═══ Records for this task ═══

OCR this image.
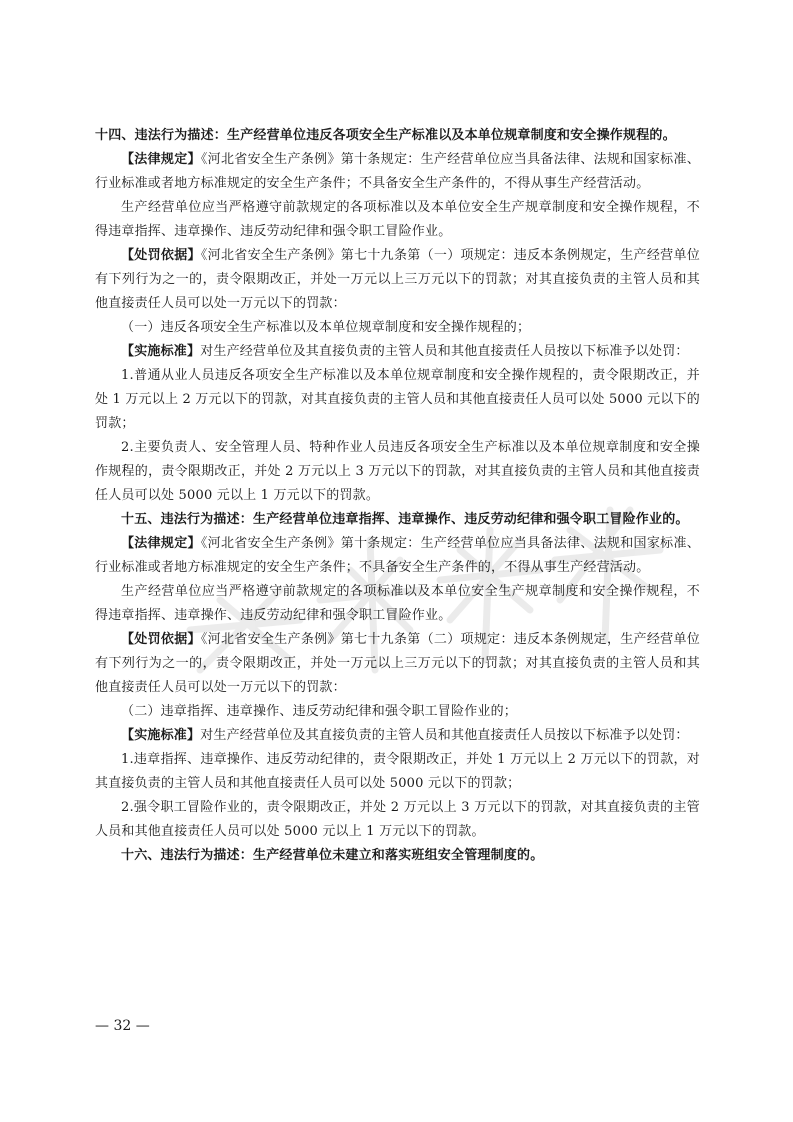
十四、违法行为描述：生产经营单位违反各项安全生产标准以及本单位规章制度和安全操作规程的。

【法律规定】《河北省安全生产条例》第十条规定：生产经营单位应当具备法律、法规和国家标准、行业标准或者地方标准规定的安全生产条件；不具备安全生产条件的，不得从事生产经营活动。

生产经营单位应当严格遵守前款规定的各项标准以及本单位安全生产规章制度和安全操作规程，不得违章指挥、违章操作、违反劳动纪律和强令职工冒险作业。

【处罚依据】《河北省安全生产条例》第七十九条第（一）项规定：违反本条例规定，生产经营单位有下列行为之一的，责令限期改正，并处一万元以上三万元以下的罚款；对其直接负责的主管人员和其他直接责任人员可以处一万元以下的罚款：

（一）违反各项安全生产标准以及本单位规章制度和安全操作规程的；

【实施标准】对生产经营单位及其直接负责的主管人员和其他直接责任人员按以下标准予以处罚：

1.普通从业人员违反各项安全生产标准以及本单位规章制度和安全操作规程的，责令限期改正，并处 1 万元以上 2 万元以下的罚款，对其直接负责的主管人员和其他直接责任人员可以处 5000 元以下的罚款；

2.主要负责人、安全管理人员、特种作业人员违反各项安全生产标准以及本单位规章制度和安全操作规程的，责令限期改正，并处 2 万元以上 3 万元以下的罚款，对其直接负责的主管人员和其他直接责任人员可以处 5000 元以上 1 万元以下的罚款。

十五、违法行为描述：生产经营单位违章指挥、违章操作、违反劳动纪律和强令职工冒险作业的。

【法律规定】《河北省安全生产条例》第十条规定：生产经营单位应当具备法律、法规和国家标准、行业标准或者地方标准规定的安全生产条件；不具备安全生产条件的，不得从事生产经营活动。

生产经营单位应当严格遵守前款规定的各项标准以及本单位安全生产规章制度和安全操作规程，不得违章指挥、违章操作、违反劳动纪律和强令职工冒险作业。

【处罚依据】《河北省安全生产条例》第七十九条第（二）项规定：违反本条例规定，生产经营单位有下列行为之一的，责令限期改正，并处一万元以上三万元以下的罚款；对其直接负责的主管人员和其他直接责任人员可以处一万元以下的罚款：

（二）违章指挥、违章操作、违反劳动纪律和强令职工冒险作业的；

【实施标准】对生产经营单位及其直接负责的主管人员和其他直接责任人员按以下标准予以处罚：

1.违章指挥、违章操作、违反劳动纪律的，责令限期改正，并处 1 万元以上 2 万元以下的罚款，对其直接负责的主管人员和其他直接责任人员可以处 5000 元以下的罚款；

2.强令职工冒险作业的，责令限期改正，并处 2 万元以上 3 万元以下的罚款，对其直接负责的主管人员和其他直接责任人员可以处 5000 元以上 1 万元以下的罚款。

十六、违法行为描述：生产经营单位未建立和落实班组安全管理制度的。

— 32 —
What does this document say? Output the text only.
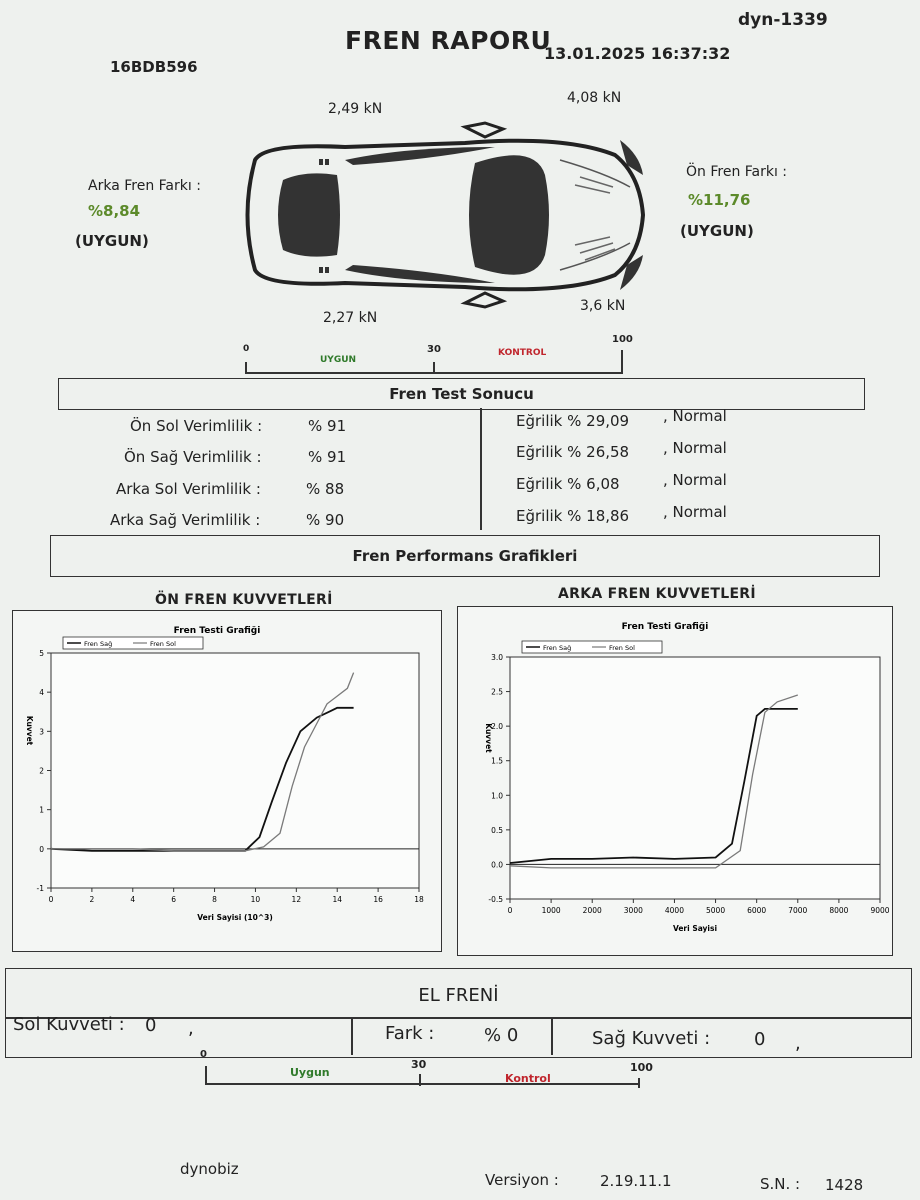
FREN RAPORU
dyn-1339
16BDB596
13.01.2025 16:37:32
2,49 kN
4,08 kN
2,27 kN
3,6 kN
Arka Fren Farkı :
%8,84
(UYGUN)
Ön Fren Farkı :
%11,76
(UYGUN)
0	30
100
UYGUN
KONTROL
Fren Test Sonucu
Ön Sol Verimlilik :	% 91	Eğrilik % 29,09 , Normal
Ön Sağ Verimlilik :	% 91	Eğrilik % 26,58 , Normal
Arka Sol Verimlilik :	% 88	Eğrilik % 6,08	, Normal
Arka Sağ Verimlilik :	% 90	Eğrilik % 18,86 , Normal
Fren Performans Grafikleri
ÖN FREN KUVVETLERİ	ARKA FREN KUVVETLERİ
Fren Testi Grafiği
Fren Sağ	Fren Sol
0	2	4	6	8	10	12	14	16	18
-1
0
1
2
3
4
5
Veri Sayisi (10^3)
Kuvvet
Fren Testi Grafiği
Fren Sağ	Fren Sol
0	1000	2000	3000	4000	5000	6000	7000	8000	9000
-0.5
0.0
0.5
1.0
1.5
2.0
2.5
3.0
Veri Sayisi
Kuvvet
EL FRENİ
Sol Kuvveti : 0 ,	Fark :	% 0	Sağ Kuvveti : 0 ,
0
30	100
Uygun	Kontrol
dynobiz
Versiyon :	2.19.11.1	S.N. : 1428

═══

- _Problem statement_
Every line containing the string "并处一万元以上三万元以下的罚款" must be listed.

- _Solved exercise_
【处罚依据】《河北省安全生产条例》第七十九条第（一）项规定：违反本条例规定，生产经营单位有下列行为之一的，责令限期改正，并处一万元以上三万元以下的罚款；对其直接负责的主管人员和其他直接责任人员可以处一万元以下的罚款：
【处罚依据】《河北省安全生产条例》第七十九条第（二）项规定：违反本条例规定，生产经营单位有下列行为之一的，责令限期改正，并处一万元以上三万元以下的罚款；对其直接负责的主管人员和其他直接责任人员可以处一万元以下的罚款：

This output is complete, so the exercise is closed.